Task: Copy out each line that has "εργατών" in it.
## begin
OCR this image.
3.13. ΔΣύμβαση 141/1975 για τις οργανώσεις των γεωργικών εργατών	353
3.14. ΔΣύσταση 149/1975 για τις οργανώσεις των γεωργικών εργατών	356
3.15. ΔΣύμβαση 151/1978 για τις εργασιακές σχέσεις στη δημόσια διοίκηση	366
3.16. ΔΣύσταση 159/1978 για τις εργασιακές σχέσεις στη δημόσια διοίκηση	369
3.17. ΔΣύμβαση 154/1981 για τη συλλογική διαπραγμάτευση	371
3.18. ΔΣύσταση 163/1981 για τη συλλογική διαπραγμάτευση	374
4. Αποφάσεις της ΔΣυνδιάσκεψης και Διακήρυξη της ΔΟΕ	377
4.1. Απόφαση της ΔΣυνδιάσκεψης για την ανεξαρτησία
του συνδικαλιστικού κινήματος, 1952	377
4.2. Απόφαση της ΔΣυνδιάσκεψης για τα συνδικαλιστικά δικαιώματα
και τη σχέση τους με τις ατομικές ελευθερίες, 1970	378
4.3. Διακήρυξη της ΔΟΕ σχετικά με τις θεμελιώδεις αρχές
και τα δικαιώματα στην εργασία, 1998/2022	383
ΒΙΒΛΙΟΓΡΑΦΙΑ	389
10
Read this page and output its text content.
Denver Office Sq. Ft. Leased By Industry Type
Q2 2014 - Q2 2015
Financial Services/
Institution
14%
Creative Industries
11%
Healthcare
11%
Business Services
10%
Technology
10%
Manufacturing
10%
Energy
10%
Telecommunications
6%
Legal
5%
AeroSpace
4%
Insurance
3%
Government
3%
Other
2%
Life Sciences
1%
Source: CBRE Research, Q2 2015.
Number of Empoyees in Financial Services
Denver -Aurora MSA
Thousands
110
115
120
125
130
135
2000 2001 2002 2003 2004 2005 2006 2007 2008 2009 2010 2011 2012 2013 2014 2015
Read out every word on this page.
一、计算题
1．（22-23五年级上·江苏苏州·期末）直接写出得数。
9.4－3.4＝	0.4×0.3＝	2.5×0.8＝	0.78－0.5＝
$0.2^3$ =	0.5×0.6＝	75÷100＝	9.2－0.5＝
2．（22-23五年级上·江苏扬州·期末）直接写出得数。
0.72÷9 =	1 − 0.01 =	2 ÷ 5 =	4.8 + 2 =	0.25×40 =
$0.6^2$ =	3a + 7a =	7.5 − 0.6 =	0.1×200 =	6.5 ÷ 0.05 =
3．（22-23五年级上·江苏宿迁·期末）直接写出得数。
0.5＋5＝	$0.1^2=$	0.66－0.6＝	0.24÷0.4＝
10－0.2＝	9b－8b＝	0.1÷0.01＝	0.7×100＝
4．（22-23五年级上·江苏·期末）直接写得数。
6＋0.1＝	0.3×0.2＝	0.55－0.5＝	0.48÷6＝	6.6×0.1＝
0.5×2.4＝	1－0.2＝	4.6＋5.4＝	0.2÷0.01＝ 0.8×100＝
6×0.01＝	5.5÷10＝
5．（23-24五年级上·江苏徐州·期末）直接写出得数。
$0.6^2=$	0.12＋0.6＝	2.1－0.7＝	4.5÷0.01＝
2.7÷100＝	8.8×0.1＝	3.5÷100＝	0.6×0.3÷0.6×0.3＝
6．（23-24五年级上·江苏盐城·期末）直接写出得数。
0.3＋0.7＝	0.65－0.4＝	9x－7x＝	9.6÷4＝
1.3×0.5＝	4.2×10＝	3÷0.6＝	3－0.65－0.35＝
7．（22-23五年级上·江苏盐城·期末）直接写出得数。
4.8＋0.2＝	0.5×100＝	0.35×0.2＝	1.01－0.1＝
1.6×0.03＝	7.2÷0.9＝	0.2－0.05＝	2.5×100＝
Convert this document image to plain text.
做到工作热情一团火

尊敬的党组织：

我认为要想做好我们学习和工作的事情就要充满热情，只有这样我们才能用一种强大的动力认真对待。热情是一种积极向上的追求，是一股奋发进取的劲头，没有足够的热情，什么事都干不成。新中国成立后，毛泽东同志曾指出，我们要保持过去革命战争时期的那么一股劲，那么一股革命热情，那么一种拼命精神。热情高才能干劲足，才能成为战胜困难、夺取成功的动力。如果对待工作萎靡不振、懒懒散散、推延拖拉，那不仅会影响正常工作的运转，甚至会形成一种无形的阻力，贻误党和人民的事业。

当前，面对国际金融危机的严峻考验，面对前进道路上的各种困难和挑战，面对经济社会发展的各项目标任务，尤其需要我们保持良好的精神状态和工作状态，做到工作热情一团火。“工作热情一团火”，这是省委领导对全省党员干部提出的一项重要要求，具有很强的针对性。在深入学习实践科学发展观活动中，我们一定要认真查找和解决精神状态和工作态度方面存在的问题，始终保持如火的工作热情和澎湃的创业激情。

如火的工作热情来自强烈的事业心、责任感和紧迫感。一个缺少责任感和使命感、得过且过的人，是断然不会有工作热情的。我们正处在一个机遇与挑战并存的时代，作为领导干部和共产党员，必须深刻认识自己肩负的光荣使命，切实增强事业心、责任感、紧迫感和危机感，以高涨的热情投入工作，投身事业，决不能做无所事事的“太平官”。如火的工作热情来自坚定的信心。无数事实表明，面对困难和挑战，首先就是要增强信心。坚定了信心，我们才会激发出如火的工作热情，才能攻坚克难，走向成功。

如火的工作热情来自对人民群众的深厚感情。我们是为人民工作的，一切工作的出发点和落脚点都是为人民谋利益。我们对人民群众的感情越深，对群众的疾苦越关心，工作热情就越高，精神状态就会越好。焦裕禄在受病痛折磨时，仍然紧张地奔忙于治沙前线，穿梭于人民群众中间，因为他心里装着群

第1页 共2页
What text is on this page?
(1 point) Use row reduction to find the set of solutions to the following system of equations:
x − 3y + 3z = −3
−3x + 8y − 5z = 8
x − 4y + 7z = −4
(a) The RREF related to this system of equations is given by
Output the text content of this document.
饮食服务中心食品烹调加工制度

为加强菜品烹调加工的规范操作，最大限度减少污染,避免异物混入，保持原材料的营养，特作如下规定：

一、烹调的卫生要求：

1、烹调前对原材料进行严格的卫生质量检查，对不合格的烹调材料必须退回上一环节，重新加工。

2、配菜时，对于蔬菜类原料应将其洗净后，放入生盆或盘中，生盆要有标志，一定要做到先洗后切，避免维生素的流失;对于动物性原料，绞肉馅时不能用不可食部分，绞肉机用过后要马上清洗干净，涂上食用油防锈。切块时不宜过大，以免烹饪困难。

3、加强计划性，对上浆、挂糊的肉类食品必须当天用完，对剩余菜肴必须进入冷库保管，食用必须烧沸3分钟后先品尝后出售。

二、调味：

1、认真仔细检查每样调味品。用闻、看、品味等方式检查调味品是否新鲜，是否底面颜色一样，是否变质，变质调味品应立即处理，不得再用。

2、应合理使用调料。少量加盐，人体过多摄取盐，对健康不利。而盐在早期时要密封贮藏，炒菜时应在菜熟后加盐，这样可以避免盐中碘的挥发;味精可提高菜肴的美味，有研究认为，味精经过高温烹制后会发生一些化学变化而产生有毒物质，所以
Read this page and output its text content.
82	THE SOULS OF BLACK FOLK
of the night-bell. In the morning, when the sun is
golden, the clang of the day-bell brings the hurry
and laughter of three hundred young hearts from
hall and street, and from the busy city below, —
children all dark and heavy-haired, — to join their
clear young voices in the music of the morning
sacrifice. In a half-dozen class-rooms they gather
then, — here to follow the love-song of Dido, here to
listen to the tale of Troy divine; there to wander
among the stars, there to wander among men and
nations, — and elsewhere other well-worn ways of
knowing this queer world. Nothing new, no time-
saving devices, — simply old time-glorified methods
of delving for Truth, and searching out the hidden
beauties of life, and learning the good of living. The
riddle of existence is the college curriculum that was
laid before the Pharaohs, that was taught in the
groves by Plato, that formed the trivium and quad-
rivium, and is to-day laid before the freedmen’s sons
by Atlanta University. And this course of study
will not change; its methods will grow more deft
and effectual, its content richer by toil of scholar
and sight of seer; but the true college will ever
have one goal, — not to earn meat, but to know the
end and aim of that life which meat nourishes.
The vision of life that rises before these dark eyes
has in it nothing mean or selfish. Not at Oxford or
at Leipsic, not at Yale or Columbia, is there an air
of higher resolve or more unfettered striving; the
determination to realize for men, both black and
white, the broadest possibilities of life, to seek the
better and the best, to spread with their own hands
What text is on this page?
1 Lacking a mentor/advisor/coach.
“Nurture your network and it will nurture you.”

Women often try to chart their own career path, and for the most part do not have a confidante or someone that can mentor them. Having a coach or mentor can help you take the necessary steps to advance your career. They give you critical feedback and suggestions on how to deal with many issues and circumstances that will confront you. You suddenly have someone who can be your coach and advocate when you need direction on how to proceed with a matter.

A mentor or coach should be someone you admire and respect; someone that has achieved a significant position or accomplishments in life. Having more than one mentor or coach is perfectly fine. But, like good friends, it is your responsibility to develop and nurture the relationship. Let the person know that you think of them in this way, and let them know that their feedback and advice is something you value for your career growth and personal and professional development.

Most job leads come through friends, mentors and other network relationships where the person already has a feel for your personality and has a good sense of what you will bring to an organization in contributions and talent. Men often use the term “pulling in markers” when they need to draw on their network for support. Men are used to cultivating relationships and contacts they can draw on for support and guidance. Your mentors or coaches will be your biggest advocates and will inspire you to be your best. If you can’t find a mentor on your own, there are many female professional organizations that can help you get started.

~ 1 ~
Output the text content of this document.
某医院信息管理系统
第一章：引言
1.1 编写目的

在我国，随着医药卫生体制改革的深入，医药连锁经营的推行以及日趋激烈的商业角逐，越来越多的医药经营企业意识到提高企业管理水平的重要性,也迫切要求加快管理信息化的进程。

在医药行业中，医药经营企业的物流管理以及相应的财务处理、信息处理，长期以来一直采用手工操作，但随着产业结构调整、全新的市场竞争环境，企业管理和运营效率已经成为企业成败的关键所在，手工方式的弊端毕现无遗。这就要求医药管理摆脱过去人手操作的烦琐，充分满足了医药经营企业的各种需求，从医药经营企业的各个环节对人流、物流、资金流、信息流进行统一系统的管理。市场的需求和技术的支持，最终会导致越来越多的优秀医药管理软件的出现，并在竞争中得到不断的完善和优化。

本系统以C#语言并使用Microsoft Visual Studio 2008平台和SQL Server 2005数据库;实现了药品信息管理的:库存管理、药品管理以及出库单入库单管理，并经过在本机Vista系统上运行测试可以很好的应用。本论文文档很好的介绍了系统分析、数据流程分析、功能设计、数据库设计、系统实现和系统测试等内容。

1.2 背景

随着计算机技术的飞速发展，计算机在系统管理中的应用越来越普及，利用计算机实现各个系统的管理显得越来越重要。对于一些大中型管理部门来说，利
## end
The completed task:
3.13. ΔΣύμβαση 141/1975 για τις οργανώσεις των γεωργικών εργατών	353
3.14. ΔΣύσταση 149/1975 για τις οργανώσεις των γεωργικών εργατών	356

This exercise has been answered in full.